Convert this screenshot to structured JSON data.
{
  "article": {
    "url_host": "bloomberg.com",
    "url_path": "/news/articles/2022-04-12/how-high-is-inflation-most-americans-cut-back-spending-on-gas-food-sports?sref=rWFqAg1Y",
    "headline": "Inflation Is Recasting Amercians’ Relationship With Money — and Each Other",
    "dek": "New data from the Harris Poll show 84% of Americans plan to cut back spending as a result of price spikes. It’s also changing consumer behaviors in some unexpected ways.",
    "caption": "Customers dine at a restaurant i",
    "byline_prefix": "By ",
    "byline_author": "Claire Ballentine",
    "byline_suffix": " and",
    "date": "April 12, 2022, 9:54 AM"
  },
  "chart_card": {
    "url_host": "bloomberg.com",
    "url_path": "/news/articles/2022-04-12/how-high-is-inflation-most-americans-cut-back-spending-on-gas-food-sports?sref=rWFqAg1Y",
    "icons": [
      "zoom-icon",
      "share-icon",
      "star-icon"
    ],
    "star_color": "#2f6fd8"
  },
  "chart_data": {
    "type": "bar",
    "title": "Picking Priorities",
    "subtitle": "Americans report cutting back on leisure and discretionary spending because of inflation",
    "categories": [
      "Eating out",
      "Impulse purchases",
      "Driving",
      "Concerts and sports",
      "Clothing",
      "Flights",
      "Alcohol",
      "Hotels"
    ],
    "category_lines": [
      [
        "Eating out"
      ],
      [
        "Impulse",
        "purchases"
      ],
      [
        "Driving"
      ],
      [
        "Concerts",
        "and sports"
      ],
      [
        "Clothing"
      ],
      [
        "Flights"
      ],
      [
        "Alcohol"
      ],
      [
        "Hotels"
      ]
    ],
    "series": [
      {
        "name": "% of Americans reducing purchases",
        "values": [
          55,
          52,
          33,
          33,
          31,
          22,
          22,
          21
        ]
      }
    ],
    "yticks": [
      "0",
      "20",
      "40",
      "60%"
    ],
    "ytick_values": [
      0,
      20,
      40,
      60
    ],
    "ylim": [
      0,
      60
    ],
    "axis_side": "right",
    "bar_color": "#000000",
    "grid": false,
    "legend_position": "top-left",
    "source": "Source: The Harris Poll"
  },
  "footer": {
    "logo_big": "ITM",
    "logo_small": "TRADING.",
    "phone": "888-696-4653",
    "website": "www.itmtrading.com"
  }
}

---------------

Brief
Transcribe the data. Leave every line exactly as it is.

Answer to the task
Convert this screenshot to structured JSON data.
{
  "article": {
    "url_host": "bloomberg.com",
    "url_path": "/news/articles/2022-04-12/how-high-is-inflation-most-americans-cut-back-spending-on-gas-food-sports?sref=rWFqAg1Y",
    "headline": "Inflation Is Recasting Amercians’ Relationship With Money — and Each Other",
    "dek": "New data from the Harris Poll show 84% of Americans plan to cut back spending as a result of price spikes. It’s also changing consumer behaviors in some unexpected ways.",
    "caption": "Customers dine at a restaurant i",
    "byline_prefix": "By ",
    "byline_author": "Claire Ballentine",
    "byline_suffix": " and",
    "date": "April 12, 2022, 9:54 AM"
  },
  "chart_card": {
    "url_host": "bloomberg.com",
    "url_path": "/news/articles/2022-04-12/how-high-is-inflation-most-americans-cut-back-spending-on-gas-food-sports?sref=rWFqAg1Y",
    "icons": [
      "zoom-icon",
      "share-icon",
      "star-icon"
    ],
    "star_color": "#2f6fd8"
  },
  "chart_data": {
    "type": "bar",
    "title": "Picking Priorities",
    "subtitle": "Americans report cutting back on leisure and discretionary spending because of inflation",
    "categories": [
      "Eating out",
      "Impulse purchases",
      "Driving",
      "Concerts and sports",
      "Clothing",
      "Flights",
      "Alcohol",
      "Hotels"
    ],
    "category_lines": [
      [
        "Eating out"
      ],
      [
        "Impulse",
        "purchases"
      ],
      [
        "Driving"
      ],
      [
        "Concerts",
        "and sports"
      ],
      [
        "Clothing"
      ],
      [
        "Flights"
      ],
      [
        "Alcohol"
      ],
      [
        "Hotels"
      ]
    ],
    "series": [
      {
        "name": "% of Americans reducing purchases",
        "values": [
          55,
          52,
          33,
          33,
          31,
          22,
          22,
          21
        ]
      }
    ],
    "yticks": [
      "0",
      "20",
      "40",
      "60%"
    ],
    "ytick_values": [
      0,
      20,
      40,
      60
    ],
    "ylim": [
      0,
      60
    ],
    "axis_side": "right",
    "bar_color": "#000000",
    "grid": false,
    "legend_position": "top-left",
    "source": "Source: The Harris Poll"
  },
  "footer": {
    "logo_big": "ITM",
    "logo_small": "TRADING.",
    "phone": "888-696-4653",
    "website": "www.itmtrading.com"
  }
}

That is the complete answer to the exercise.